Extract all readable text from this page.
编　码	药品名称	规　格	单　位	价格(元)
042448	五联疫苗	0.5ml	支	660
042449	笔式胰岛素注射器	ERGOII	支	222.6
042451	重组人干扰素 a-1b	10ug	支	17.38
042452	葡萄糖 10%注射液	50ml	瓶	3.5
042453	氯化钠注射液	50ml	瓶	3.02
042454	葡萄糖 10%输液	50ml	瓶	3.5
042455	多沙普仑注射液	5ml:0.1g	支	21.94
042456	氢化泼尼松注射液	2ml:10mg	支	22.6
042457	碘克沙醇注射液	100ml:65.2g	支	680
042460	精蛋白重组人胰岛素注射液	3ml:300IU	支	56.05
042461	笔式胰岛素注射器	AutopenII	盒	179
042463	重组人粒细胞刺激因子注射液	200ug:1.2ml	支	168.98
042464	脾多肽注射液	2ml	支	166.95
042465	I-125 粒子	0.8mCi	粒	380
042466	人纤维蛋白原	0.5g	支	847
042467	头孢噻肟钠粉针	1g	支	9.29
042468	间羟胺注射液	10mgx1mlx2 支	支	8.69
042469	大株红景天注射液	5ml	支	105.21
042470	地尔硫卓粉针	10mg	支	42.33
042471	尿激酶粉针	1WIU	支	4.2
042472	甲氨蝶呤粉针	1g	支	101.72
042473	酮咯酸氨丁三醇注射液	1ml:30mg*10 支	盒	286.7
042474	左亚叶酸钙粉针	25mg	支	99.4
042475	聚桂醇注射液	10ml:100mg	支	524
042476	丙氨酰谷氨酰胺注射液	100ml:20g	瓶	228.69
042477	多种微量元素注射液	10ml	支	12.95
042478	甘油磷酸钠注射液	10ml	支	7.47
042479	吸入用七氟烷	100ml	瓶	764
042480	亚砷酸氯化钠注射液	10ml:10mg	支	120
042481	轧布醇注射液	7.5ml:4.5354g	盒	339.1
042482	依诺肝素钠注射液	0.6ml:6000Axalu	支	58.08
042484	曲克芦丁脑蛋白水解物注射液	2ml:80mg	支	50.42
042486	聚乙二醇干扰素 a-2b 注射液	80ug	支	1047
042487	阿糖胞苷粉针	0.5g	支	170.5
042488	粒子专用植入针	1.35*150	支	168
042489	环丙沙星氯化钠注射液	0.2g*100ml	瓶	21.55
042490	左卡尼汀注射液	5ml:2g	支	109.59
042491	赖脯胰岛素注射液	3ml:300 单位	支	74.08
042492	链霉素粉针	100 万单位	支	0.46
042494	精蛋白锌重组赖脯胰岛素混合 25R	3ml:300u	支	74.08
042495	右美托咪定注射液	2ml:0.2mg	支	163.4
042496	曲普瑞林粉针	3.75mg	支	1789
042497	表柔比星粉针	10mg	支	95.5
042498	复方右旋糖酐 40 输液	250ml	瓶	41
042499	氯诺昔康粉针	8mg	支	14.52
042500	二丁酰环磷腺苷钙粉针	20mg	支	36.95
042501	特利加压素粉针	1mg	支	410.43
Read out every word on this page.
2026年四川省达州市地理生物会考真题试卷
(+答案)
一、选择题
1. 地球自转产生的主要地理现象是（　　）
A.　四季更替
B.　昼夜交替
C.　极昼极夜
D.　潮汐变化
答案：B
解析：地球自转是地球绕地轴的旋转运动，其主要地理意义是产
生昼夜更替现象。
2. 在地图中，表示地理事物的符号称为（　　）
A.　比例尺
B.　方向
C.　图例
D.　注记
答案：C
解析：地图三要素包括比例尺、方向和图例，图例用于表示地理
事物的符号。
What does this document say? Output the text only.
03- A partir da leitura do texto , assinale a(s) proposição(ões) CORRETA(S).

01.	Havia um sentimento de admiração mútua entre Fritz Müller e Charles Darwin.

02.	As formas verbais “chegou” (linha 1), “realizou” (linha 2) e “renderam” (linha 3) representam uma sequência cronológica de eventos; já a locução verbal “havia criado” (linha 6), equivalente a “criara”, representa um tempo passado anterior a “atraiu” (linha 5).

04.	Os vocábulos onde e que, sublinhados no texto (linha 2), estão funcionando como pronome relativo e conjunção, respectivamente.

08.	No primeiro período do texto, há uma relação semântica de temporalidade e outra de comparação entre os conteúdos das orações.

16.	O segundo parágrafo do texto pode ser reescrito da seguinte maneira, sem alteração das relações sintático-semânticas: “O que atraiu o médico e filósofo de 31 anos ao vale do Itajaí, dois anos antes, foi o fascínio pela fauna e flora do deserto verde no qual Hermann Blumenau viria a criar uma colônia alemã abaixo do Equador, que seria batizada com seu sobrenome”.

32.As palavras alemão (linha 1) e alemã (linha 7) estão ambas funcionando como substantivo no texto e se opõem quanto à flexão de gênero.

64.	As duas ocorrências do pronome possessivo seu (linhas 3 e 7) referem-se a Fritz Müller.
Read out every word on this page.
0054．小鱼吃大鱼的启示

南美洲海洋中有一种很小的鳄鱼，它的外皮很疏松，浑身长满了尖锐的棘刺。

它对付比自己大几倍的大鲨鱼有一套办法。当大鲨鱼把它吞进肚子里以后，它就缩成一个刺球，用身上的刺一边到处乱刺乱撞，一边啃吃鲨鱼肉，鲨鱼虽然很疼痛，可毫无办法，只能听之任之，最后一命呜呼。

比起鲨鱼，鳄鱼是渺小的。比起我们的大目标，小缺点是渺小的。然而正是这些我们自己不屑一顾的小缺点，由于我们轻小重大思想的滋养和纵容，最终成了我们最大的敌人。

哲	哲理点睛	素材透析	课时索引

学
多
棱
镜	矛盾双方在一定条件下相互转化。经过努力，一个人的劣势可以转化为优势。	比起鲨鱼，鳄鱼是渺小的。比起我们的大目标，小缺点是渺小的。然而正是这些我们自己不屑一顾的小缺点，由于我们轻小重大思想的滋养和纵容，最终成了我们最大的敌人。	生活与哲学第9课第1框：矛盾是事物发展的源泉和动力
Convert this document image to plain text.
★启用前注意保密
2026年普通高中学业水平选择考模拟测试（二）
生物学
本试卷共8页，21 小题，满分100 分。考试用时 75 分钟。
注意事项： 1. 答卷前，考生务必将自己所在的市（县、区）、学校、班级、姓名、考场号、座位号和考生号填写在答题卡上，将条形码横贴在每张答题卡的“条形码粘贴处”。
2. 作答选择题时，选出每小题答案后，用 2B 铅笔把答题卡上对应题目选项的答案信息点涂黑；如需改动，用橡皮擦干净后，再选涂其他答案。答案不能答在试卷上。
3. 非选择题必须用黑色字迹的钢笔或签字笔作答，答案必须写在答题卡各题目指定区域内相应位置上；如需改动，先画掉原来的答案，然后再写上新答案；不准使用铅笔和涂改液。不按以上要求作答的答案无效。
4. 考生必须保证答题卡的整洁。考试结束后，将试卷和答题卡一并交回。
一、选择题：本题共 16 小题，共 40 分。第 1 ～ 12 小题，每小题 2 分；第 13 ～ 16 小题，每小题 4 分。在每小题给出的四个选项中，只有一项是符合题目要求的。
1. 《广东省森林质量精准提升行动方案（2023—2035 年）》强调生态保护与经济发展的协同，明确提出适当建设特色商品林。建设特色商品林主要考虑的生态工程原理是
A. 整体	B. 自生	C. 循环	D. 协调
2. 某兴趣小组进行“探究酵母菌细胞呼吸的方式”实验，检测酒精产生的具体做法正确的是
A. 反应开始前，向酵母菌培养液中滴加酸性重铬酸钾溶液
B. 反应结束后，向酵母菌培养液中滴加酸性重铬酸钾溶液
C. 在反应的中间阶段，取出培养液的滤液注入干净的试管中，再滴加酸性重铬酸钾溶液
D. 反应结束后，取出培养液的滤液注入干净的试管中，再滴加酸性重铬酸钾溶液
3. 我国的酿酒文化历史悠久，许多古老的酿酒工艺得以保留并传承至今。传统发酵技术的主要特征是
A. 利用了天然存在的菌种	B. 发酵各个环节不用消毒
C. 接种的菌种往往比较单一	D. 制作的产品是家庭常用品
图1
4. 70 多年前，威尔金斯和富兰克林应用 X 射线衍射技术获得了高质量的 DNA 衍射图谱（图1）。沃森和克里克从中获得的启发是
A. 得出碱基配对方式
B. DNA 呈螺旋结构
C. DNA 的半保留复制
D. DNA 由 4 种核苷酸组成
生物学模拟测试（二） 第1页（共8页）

· · · ·

> [Task directions] Scan the material above for the word "texto". Copy each line where it occurs.

> [Solution below]
03- A partir da leitura do texto , assinale a(s) proposição(ões) CORRETA(S).
04.	Os vocábulos onde e que, sublinhados no texto (linha 2), estão funcionando como pronome relativo e conjunção, respectivamente.
08.	No primeiro período do texto, há uma relação semântica de temporalidade e outra de comparação entre os conteúdos das orações.
16.	O segundo parágrafo do texto pode ser reescrito da seguinte maneira, sem alteração das relações sintático-semânticas: “O que atraiu o médico e filósofo de 31 anos ao vale do Itajaí, dois anos antes, foi o fascínio pela fauna e flora do deserto verde no qual Hermann Blumenau viria a criar uma colônia alemã abaixo do Equador, que seria batizada com seu sobrenome”.
32.As palavras alemão (linha 1) e alemã (linha 7) estão ambas funcionando como substantivo no texto e se opõem quanto à flexão de gênero.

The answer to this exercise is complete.